━━━━━ ENTRIES PROVIDED ━━━━━

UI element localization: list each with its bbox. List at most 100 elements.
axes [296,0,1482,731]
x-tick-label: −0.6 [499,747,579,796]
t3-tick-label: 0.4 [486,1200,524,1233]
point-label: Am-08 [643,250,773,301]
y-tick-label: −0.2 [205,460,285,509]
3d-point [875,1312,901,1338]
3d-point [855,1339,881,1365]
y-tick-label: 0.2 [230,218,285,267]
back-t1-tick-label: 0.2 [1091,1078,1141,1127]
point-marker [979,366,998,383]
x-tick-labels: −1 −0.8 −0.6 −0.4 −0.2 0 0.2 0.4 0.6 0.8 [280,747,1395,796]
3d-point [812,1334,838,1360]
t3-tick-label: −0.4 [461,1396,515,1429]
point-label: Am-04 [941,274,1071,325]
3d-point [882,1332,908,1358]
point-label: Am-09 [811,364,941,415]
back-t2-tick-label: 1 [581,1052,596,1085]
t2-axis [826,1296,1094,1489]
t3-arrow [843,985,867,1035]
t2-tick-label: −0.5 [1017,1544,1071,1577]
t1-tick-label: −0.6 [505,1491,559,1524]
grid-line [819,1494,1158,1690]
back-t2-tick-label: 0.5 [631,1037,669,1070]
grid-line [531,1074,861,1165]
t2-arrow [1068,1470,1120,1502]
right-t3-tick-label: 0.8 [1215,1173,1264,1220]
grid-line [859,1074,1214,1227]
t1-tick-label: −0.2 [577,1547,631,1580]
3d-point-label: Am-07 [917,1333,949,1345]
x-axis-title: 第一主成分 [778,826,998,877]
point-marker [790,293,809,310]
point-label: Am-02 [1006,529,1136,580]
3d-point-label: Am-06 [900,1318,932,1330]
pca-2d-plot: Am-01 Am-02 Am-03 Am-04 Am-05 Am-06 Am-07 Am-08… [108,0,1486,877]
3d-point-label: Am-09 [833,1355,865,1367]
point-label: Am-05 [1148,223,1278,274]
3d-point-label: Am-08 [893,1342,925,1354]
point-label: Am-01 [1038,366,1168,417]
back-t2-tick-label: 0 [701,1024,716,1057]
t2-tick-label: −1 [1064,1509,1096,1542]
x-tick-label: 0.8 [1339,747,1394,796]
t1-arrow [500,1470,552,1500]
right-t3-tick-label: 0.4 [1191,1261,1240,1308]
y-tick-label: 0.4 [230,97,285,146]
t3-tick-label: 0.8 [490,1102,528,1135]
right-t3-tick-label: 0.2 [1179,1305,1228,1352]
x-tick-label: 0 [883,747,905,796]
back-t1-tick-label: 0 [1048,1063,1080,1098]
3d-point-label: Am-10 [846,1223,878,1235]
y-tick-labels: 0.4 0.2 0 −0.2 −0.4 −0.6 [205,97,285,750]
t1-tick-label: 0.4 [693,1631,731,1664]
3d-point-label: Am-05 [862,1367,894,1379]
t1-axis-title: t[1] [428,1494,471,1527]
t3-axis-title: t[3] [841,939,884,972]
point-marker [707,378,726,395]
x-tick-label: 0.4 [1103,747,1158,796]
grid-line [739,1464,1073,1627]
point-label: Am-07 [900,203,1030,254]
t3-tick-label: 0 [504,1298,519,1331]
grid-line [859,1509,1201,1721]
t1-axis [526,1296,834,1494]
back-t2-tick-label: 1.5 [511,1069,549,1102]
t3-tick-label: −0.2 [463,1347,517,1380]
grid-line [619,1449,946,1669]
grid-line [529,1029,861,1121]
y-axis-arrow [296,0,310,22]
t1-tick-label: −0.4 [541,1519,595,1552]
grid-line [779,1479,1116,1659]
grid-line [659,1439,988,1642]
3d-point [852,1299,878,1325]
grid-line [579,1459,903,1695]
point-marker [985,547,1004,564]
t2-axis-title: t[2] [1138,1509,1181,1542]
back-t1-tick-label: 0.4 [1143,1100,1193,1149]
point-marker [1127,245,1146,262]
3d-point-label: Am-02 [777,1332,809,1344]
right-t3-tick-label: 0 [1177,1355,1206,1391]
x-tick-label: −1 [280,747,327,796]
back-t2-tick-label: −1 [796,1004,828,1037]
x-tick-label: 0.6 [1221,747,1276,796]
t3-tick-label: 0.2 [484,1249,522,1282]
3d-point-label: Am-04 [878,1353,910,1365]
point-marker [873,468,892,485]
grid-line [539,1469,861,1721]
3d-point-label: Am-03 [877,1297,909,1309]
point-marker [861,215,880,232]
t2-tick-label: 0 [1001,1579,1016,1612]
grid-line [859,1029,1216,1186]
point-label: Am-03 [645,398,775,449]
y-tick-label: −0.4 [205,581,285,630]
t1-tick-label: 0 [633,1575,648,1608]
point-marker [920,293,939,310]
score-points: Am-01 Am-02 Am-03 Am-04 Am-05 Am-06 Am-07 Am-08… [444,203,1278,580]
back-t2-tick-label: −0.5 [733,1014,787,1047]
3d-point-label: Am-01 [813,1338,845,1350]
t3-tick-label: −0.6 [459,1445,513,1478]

━━━━━

> _DIRECTIONS_
Render every line of the material above as a Markdown table with two columns, Row and Entry: Row gives each line's number, and Entry gives the line itself. Leave out any blank lines.

> _FINAL RESULT_
| Row | Entry |
|---|---|
| 1 | UI element localization: list each with its bbox. List at most 100 elements. |
| 2 | axes [296,0,1482,731] |
| 3 | x-tick-label: −0.6 [499,747,579,796] |
| 4 | t3-tick-label: 0.4 [486,1200,524,1233] |
| 5 | point-label: Am-08 [643,250,773,301] |
| 6 | y-tick-label: −0.2 [205,460,285,509] |
| 7 | 3d-point [875,1312,901,1338] |
| 8 | 3d-point [855,1339,881,1365] |
| 9 | y-tick-label: 0.2 [230,218,285,267] |
| 10 | back-t1-tick-label: 0.2 [1091,1078,1141,1127] |
| 11 | point-marker [979,366,998,383] |
| 12 | x-tick-labels: −1 −0.8 −0.6 −0.4 −0.2 0 0.2 0.4 0.6 0.8 [280,747,1395,796] |
| 13 | 3d-point [812,1334,838,1360] |
| 14 | t3-tick-label: −0.4 [461,1396,515,1429] |
| 15 | point-label: Am-04 [941,274,1071,325] |
| 16 | 3d-point [882,1332,908,1358] |
| 17 | point-label: Am-09 [811,364,941,415] |
| 18 | back-t2-tick-label: 1 [581,1052,596,1085] |
| 19 | t2-axis [826,1296,1094,1489] |
| 20 | t3-arrow [843,985,867,1035] |
| 21 | t2-tick-label: −0.5 [1017,1544,1071,1577] |
| 22 | t1-tick-label: −0.6 [505,1491,559,1524] |
| 23 | grid-line [819,1494,1158,1690] |
| 24 | back-t2-tick-label: 0.5 [631,1037,669,1070] |
| 25 | grid-line [531,1074,861,1165] |
| 26 | t2-arrow [1068,1470,1120,1502] |
| 27 | right-t3-tick-label: 0.8 [1215,1173,1264,1220] |
| 28 | grid-line [859,1074,1214,1227] |
| 29 | t1-tick-label: −0.2 [577,1547,631,1580] |
| 30 | 3d-point-label: Am-07 [917,1333,949,1345] |
| 31 | x-axis-title: 第一主成分 [778,826,998,877] |
| 32 | point-marker [790,293,809,310] |
| 33 | point-label: Am-02 [1006,529,1136,580] |
| 34 | 3d-point-label: Am-06 [900,1318,932,1330] |
| 35 | pca-2d-plot: Am-01 Am-02 Am-03 Am-04 Am-05 Am-06 Am-07 Am-08… [108,0,1486,877] |
| 36 | 3d-point-label: Am-09 [833,1355,865,1367] |
| 37 | point-label: Am-05 [1148,223,1278,274] |
| 38 | 3d-point-label: Am-08 [893,1342,925,1354] |
| 39 | point-label: Am-01 [1038,366,1168,417] |
| 40 | back-t2-tick-label: 0 [701,1024,716,1057] |
| 41 | t2-tick-label: −1 [1064,1509,1096,1542] |
| 42 | x-tick-label: 0.8 [1339,747,1394,796] |
| 43 | t1-arrow [500,1470,552,1500] |
| 44 | right-t3-tick-label: 0.4 [1191,1261,1240,1308] |
| 45 | y-tick-label: 0.4 [230,97,285,146] |
| 46 | t3-tick-label: 0.8 [490,1102,528,1135] |
| 47 | right-t3-tick-label: 0.2 [1179,1305,1228,1352] |
| 48 | x-tick-label: 0 [883,747,905,796] |
| 49 | back-t1-tick-label: 0 [1048,1063,1080,1098] |
| 50 | 3d-point-label: Am-10 [846,1223,878,1235] |
| 51 | y-tick-labels: 0.4 0.2 0 −0.2 −0.4 −0.6 [205,97,285,750] |
| 52 | t1-tick-label: 0.4 [693,1631,731,1664] |
| 53 | 3d-point-label: Am-05 [862,1367,894,1379] |
| 54 | t1-axis-title: t[1] [428,1494,471,1527] |
| 55 | t3-axis-title: t[3] [841,939,884,972] |
| 56 | point-marker [707,378,726,395] |
| 57 | x-tick-label: 0.4 [1103,747,1158,796] |
| 58 | grid-line [739,1464,1073,1627] |
| 59 | point-label: Am-07 [900,203,1030,254] |
| 60 | t3-tick-label: 0 [504,1298,519,1331] |
| 61 | grid-line [859,1509,1201,1721] |
| 62 | t1-axis [526,1296,834,1494] |
| 63 | back-t2-tick-label: 1.5 [511,1069,549,1102] |
| 64 | t3-tick-label: −0.2 [463,1347,517,1380] |
| 65 | grid-line [619,1449,946,1669] |
| 66 | grid-line [529,1029,861,1121] |
| 67 | y-axis-arrow [296,0,310,22] |
| 68 | t1-tick-label: −0.4 [541,1519,595,1552] |
| 69 | grid-line [779,1479,1116,1659] |
| 70 | grid-line [659,1439,988,1642] |
| 71 | 3d-point [852,1299,878,1325] |
| 72 | grid-line [579,1459,903,1695] |
| 73 | point-marker [985,547,1004,564] |
| 74 | t2-axis-title: t[2] [1138,1509,1181,1542] |
| 75 | back-t1-tick-label: 0.4 [1143,1100,1193,1149] |
| 76 | point-marker [1127,245,1146,262] |
| 77 | 3d-point-label: Am-02 [777,1332,809,1344] |
| 78 | right-t3-tick-label: 0 [1177,1355,1206,1391] |
| 79 | x-tick-label: −1 [280,747,327,796] |
| 80 | back-t2-tick-label: −1 [796,1004,828,1037] |
| 81 | x-tick-label: 0.6 [1221,747,1276,796] |
| 82 | t3-tick-label: 0.2 [484,1249,522,1282] |
| 83 | 3d-point-label: Am-04 [878,1353,910,1365] |
| 84 | point-marker [873,468,892,485] |
| 85 | grid-line [539,1469,861,1721] |
| 86 | 3d-point-label: Am-03 [877,1297,909,1309] |
| 87 | point-marker [861,215,880,232] |
| 88 | t2-tick-label: 0 [1001,1579,1016,1612] |
| 89 | grid-line [859,1029,1216,1186] |
| 90 | point-label: Am-03 [645,398,775,449] |
| 91 | y-tick-label: −0.4 [205,581,285,630] |
| 92 | t1-tick-label: 0 [633,1575,648,1608] |
| 93 | point-marker [920,293,939,310] |
| 94 | score-points: Am-01 Am-02 Am-03 Am-04 Am-05 Am-06 Am-07 Am-08… [444,203,1278,580] |
| 95 | back-t2-tick-label: −0.5 [733,1014,787,1047] |
| 96 | 3d-point-label: Am-01 [813,1338,845,1350] |
| 97 | t3-tick-label: −0.6 [459,1445,513,1478] |